##### Records supplied #####

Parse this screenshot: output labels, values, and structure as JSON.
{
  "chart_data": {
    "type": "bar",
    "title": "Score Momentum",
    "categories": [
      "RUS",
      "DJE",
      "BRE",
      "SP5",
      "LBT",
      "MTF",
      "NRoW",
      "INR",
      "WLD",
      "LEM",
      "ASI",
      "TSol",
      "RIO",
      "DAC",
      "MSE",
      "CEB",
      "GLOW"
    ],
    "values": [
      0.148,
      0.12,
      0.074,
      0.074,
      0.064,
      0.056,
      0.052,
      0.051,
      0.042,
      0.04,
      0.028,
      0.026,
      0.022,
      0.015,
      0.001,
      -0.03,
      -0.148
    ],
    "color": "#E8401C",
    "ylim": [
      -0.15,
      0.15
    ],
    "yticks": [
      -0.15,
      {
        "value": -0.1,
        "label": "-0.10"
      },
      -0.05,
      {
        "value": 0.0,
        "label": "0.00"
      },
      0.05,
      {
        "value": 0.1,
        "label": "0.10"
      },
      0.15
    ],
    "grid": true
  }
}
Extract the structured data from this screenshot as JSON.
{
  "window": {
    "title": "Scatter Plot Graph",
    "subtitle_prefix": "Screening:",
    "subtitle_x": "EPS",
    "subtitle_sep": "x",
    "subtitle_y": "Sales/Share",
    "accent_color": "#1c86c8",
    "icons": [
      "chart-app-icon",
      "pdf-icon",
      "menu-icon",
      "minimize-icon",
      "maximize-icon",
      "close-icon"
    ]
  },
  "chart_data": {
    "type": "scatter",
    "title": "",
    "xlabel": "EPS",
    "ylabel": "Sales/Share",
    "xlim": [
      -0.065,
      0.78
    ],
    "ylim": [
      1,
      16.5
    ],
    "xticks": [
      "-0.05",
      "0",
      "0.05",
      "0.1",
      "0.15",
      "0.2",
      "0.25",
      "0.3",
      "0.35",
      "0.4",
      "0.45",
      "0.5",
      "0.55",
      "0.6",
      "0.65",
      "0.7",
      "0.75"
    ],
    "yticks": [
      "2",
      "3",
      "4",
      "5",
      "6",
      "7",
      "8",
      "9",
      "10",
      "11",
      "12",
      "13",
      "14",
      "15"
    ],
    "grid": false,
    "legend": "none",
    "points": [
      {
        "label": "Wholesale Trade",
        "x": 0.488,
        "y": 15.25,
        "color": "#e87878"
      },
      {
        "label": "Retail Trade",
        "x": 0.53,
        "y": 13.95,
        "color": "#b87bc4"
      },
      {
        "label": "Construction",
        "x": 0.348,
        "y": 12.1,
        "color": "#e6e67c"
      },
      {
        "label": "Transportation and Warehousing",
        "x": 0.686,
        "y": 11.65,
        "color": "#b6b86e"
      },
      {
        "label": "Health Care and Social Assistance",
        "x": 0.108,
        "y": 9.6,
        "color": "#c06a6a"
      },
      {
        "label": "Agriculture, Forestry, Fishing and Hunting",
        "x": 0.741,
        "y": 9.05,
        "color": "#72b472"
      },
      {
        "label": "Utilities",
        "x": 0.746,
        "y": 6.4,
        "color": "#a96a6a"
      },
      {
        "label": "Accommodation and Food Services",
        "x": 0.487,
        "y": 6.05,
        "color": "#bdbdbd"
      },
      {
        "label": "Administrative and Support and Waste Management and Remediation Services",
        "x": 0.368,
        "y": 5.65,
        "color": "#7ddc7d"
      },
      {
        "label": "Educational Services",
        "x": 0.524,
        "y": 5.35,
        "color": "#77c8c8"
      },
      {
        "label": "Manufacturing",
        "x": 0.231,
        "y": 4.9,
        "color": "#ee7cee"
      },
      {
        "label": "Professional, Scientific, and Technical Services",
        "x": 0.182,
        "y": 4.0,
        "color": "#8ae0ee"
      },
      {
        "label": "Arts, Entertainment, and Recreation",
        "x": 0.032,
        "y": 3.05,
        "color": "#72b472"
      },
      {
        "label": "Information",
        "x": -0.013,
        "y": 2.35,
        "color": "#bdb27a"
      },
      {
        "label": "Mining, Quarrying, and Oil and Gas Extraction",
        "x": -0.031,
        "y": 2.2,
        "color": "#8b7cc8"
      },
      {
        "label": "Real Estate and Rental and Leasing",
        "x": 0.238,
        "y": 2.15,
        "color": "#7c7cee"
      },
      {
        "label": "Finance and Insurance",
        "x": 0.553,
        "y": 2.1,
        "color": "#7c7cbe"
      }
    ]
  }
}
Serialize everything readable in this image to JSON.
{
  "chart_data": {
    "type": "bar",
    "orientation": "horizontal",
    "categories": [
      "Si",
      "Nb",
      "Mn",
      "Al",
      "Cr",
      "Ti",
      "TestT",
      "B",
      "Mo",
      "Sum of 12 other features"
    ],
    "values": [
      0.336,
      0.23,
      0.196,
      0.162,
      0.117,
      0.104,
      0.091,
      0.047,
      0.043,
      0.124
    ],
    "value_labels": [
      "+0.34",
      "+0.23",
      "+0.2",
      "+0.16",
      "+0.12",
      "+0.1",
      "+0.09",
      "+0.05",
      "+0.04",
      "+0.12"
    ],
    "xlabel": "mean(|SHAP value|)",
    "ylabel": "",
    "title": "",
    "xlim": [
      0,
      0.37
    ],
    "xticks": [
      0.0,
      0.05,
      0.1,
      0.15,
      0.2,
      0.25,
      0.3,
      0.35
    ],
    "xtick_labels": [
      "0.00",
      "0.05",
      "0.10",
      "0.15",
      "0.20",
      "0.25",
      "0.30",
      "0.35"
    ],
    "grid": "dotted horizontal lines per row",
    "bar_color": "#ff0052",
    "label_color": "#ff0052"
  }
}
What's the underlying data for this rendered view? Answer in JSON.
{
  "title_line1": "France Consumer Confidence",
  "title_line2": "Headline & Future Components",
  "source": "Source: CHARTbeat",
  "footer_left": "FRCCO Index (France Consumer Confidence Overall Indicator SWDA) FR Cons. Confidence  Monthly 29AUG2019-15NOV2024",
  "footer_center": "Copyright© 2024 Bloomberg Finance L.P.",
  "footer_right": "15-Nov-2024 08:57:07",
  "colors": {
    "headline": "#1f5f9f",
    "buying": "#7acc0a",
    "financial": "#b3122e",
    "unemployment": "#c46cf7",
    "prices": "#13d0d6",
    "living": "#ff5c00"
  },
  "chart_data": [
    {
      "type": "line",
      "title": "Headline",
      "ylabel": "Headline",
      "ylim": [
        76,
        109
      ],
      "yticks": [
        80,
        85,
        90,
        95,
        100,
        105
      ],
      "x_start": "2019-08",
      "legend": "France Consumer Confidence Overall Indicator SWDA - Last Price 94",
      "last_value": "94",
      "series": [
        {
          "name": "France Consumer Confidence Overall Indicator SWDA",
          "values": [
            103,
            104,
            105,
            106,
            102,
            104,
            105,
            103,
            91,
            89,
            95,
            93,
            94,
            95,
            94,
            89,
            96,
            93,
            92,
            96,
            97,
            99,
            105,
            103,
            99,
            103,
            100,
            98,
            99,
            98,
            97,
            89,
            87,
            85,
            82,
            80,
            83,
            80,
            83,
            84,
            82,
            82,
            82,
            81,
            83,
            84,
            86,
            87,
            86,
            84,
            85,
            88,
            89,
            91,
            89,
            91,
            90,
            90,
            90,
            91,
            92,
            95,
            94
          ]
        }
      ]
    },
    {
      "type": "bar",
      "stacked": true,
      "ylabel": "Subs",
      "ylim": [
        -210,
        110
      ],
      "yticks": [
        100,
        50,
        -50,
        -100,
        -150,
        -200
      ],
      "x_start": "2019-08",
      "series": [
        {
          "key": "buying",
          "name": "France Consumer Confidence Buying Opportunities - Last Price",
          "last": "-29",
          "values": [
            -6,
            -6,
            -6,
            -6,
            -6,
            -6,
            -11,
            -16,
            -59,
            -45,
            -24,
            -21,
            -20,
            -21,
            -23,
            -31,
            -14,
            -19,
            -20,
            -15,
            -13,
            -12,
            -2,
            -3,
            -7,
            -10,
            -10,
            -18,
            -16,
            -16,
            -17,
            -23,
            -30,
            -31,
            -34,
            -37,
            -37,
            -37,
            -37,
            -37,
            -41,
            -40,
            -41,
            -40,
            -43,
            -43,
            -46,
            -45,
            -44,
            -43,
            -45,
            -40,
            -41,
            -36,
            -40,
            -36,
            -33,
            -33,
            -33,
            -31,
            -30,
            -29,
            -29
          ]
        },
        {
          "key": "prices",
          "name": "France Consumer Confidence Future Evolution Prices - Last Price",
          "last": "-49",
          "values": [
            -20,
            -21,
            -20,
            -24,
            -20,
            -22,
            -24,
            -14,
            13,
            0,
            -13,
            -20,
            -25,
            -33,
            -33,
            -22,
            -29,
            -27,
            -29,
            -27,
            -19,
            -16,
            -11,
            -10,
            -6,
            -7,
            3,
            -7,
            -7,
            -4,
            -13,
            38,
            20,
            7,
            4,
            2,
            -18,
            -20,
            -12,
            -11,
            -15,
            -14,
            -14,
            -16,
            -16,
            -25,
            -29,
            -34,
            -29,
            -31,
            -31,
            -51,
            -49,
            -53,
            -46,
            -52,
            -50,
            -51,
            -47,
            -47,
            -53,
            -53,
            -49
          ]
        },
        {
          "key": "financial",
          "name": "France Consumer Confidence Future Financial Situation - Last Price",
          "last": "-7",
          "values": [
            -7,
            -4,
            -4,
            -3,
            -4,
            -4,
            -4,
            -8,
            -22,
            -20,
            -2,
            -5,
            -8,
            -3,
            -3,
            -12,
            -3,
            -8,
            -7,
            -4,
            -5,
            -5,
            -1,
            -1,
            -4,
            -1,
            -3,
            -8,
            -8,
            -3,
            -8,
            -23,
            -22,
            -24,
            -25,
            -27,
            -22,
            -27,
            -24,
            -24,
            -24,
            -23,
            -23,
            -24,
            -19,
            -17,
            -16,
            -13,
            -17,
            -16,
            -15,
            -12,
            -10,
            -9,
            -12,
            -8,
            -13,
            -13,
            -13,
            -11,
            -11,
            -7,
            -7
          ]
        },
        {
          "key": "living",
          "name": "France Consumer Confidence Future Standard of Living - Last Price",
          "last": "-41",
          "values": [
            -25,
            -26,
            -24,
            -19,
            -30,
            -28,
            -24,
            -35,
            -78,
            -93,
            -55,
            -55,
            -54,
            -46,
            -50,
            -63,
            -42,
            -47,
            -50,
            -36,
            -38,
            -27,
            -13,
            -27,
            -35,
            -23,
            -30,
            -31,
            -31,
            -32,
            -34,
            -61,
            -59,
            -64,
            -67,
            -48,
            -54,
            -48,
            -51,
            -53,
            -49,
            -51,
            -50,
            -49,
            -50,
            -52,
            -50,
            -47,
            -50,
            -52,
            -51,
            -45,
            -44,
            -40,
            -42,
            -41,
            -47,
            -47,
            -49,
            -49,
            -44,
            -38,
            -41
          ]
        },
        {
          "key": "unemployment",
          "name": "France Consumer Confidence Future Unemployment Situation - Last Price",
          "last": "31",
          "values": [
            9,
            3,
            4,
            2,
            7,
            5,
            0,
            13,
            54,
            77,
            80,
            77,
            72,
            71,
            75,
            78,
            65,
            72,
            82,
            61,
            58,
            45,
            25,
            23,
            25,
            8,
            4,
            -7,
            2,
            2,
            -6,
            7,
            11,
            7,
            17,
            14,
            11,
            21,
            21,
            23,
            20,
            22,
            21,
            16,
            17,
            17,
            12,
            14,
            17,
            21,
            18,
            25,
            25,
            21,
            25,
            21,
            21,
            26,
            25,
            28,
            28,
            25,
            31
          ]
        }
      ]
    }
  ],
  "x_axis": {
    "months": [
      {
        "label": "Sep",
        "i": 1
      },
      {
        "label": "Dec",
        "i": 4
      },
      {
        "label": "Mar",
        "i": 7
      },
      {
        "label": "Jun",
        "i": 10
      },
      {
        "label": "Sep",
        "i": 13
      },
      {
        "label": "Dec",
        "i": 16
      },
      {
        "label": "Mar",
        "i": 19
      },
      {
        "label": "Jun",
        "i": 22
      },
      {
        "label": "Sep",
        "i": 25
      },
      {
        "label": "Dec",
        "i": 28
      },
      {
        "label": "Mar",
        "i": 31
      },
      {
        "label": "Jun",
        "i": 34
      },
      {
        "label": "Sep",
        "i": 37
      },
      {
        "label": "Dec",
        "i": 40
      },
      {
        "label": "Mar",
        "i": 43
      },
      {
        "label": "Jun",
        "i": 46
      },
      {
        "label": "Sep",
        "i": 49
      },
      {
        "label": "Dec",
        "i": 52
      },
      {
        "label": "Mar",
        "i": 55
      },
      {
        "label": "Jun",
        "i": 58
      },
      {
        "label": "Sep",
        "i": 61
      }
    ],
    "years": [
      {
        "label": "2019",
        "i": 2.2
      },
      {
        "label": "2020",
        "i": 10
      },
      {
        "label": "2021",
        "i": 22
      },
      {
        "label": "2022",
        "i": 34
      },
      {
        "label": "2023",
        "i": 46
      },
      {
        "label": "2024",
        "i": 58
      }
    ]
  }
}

#####

◆ Stated goal:
Ascertain the number of lines in the entries that include the word "Finance", and report only that number.

◆ Exercise response:
2